[The problem] Without the images, write out the whole listing exactly.
── The records
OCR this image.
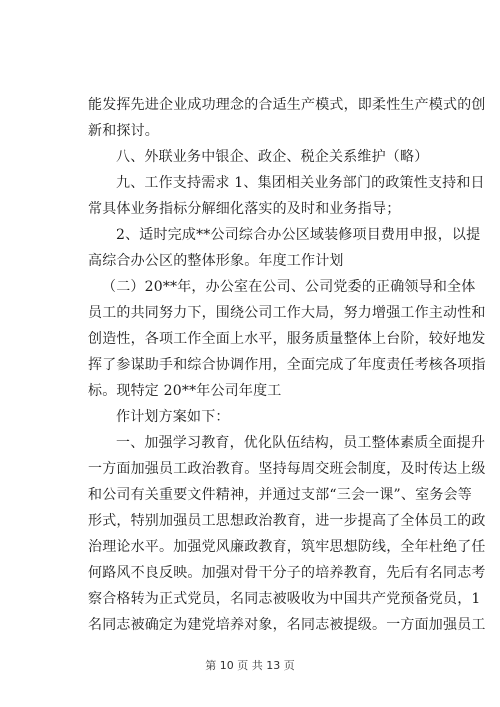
能发挥先进企业成功理念的合适生产模式，即柔性生产模式的创
新和探讨。
八、外联业务中银企、政企、税企关系维护（略）
九、工作支持需求 1、集团相关业务部门的政策性支持和日
常具体业务指标分解细化落实的及时和业务指导；
2、适时完成**公司综合办公区域装修项目费用申报，以提
高综合办公区的整体形象。年度工作计划
（二）20**年，办公室在公司、公司党委的正确领导和全体
员工的共同努力下，围绕公司工作大局，努力增强工作主动性和
创造性，各项工作全面上水平，服务质量整体上台阶，较好地发
挥了参谋助手和综合协调作用，全面完成了年度责任考核各项指
标。现特定 20**年公司年度工
作计划方案如下：
一、加强学习教育，优化队伍结构，员工整体素质全面提升
一方面加强员工政治教育。坚持每周交班会制度，及时传达上级
和公司有关重要文件精神，并通过支部“三会一课”、室务会等
形式，特别加强员工思想政治教育，进一步提高了全体员工的政
治理论水平。加强党风廉政教育，筑牢思想防线，全年杜绝了任
何路风不良反映。加强对骨干分子的培养教育，先后有名同志考
察合格转为正式党员，名同志被吸收为中国共产党预备党员，1
名同志被确定为建党培养对象，名同志被提级。一方面加强员工
第 10 页 共 13 页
────
[Completed task]
OCR this image.
能发挥先进企业成功理念的合适生产模式，即柔性生产模式的创
新和探讨。
八、外联业务中银企、政企、税企关系维护（略）
九、工作支持需求 1、集团相关业务部门的政策性支持和日
常具体业务指标分解细化落实的及时和业务指导；
2、适时完成**公司综合办公区域装修项目费用申报，以提
高综合办公区的整体形象。年度工作计划
（二）20**年，办公室在公司、公司党委的正确领导和全体
员工的共同努力下，围绕公司工作大局，努力增强工作主动性和
创造性，各项工作全面上水平，服务质量整体上台阶，较好地发
挥了参谋助手和综合协调作用，全面完成了年度责任考核各项指
标。现特定 20**年公司年度工
作计划方案如下：
一、加强学习教育，优化队伍结构，员工整体素质全面提升
一方面加强员工政治教育。坚持每周交班会制度，及时传达上级
和公司有关重要文件精神，并通过支部“三会一课”、室务会等
形式，特别加强员工思想政治教育，进一步提高了全体员工的政
治理论水平。加强党风廉政教育，筑牢思想防线，全年杜绝了任
何路风不良反映。加强对骨干分子的培养教育，先后有名同志考
察合格转为正式党员，名同志被吸收为中国共产党预备党员，1
名同志被确定为建党培养对象，名同志被提级。一方面加强员工
第 10 页 共 13 页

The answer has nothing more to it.